What to produce:
Lines before the one containing "Type out the text in this image." are excluded. Repeat that line and every line after it, exactly.

Stored data:
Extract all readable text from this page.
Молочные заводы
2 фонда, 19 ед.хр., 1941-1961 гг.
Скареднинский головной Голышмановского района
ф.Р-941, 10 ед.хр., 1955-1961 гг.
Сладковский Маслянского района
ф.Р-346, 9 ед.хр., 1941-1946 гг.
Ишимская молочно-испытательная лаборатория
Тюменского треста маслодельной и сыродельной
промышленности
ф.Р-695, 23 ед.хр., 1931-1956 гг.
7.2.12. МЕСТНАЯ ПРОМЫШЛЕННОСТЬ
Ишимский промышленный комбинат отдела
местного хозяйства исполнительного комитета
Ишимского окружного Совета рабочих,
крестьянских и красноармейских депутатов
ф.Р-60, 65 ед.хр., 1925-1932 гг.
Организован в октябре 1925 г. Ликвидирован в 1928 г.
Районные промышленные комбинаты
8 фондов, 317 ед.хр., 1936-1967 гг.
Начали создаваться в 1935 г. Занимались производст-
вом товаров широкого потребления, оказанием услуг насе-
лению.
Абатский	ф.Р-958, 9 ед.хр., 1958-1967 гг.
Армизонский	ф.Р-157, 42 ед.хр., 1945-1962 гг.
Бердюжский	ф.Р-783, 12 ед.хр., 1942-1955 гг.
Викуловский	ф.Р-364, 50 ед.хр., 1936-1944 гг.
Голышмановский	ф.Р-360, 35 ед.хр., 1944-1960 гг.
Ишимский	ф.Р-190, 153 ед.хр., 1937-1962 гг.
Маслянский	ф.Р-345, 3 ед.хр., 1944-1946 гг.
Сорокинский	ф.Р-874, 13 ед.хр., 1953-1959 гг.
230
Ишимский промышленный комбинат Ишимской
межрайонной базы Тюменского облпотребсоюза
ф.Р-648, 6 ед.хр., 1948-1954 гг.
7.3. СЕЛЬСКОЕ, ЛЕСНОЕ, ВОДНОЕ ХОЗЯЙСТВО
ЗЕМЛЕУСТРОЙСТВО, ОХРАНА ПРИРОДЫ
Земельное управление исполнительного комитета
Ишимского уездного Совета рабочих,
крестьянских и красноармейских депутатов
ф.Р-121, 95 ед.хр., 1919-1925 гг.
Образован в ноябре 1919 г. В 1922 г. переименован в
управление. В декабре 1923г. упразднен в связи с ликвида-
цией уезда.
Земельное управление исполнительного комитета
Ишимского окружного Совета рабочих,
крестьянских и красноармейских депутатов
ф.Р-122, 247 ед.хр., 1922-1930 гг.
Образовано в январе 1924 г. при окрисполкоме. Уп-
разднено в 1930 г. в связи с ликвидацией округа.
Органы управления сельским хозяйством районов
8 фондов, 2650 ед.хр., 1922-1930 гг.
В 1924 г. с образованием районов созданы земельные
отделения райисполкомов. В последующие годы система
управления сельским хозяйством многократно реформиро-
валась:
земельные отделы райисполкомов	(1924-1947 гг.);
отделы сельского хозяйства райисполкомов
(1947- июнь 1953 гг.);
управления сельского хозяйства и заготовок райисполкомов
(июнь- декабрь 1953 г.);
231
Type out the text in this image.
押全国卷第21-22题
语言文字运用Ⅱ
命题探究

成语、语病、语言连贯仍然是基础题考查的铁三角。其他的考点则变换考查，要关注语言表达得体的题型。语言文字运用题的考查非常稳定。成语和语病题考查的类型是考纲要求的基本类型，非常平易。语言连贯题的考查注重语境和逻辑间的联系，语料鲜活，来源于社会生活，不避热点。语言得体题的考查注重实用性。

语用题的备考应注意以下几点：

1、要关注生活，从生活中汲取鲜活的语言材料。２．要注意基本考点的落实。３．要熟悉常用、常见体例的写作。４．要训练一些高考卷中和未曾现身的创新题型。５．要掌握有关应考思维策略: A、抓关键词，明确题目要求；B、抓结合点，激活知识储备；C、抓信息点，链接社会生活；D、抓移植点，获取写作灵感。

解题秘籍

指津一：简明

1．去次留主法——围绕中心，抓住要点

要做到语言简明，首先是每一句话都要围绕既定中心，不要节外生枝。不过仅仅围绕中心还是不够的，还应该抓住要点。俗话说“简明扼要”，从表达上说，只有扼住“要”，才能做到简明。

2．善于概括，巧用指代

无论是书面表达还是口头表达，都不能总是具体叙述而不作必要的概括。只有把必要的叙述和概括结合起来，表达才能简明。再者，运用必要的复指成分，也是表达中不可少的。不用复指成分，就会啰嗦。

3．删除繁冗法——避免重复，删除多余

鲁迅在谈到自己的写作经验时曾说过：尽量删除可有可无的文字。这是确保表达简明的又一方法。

Task answer:
Type out the text in this image.
押全国卷第21-22题
语言文字运用Ⅱ
命题探究

成语、语病、语言连贯仍然是基础题考查的铁三角。其他的考点则变换考查，要关注语言表达得体的题型。语言文字运用题的考查非常稳定。成语和语病题考查的类型是考纲要求的基本类型，非常平易。语言连贯题的考查注重语境和逻辑间的联系，语料鲜活，来源于社会生活，不避热点。语言得体题的考查注重实用性。

语用题的备考应注意以下几点：

1、要关注生活，从生活中汲取鲜活的语言材料。２．要注意基本考点的落实。３．要熟悉常用、常见体例的写作。４．要训练一些高考卷中和未曾现身的创新题型。５．要掌握有关应考思维策略: A、抓关键词，明确题目要求；B、抓结合点，激活知识储备；C、抓信息点，链接社会生活；D、抓移植点，获取写作灵感。

解题秘籍

指津一：简明

1．去次留主法——围绕中心，抓住要点

要做到语言简明，首先是每一句话都要围绕既定中心，不要节外生枝。不过仅仅围绕中心还是不够的，还应该抓住要点。俗话说“简明扼要”，从表达上说，只有扼住“要”，才能做到简明。

2．善于概括，巧用指代

无论是书面表达还是口头表达，都不能总是具体叙述而不作必要的概括。只有把必要的叙述和概括结合起来，表达才能简明。再者，运用必要的复指成分，也是表达中不可少的。不用复指成分，就会啰嗦。

3．删除繁冗法——避免重复，删除多余

鲁迅在谈到自己的写作经验时曾说过：尽量删除可有可无的文字。这是确保表达简明的又一方法。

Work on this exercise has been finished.